## EXERCISE DIRECTIONS
Collect every line below that contains the word "text".

● ● ●

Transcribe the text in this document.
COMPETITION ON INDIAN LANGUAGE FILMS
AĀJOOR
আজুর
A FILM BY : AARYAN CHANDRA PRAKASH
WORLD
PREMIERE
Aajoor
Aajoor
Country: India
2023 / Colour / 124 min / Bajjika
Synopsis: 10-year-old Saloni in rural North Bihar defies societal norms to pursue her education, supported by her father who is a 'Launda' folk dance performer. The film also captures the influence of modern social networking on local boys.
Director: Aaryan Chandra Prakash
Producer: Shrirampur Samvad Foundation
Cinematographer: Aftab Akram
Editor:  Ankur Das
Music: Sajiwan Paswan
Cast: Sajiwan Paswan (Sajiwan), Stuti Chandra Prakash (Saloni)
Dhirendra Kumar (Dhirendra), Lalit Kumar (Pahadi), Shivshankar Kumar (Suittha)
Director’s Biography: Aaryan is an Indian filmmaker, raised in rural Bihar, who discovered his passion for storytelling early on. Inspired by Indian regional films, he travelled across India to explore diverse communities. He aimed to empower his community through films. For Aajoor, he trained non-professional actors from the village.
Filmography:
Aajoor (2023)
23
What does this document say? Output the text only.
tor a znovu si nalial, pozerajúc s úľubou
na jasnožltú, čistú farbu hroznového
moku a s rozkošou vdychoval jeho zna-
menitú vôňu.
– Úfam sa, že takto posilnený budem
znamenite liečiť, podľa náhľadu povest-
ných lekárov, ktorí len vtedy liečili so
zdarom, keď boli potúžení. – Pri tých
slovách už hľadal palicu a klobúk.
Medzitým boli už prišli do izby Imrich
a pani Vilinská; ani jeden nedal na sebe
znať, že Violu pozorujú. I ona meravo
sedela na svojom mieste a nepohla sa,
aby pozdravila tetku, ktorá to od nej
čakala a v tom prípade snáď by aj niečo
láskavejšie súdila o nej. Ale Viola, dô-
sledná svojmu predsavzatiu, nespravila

● ● ●

## ANSWER TO THIS EXERCISE
Transcribe the text in this document.
What does this document say? Output the text only.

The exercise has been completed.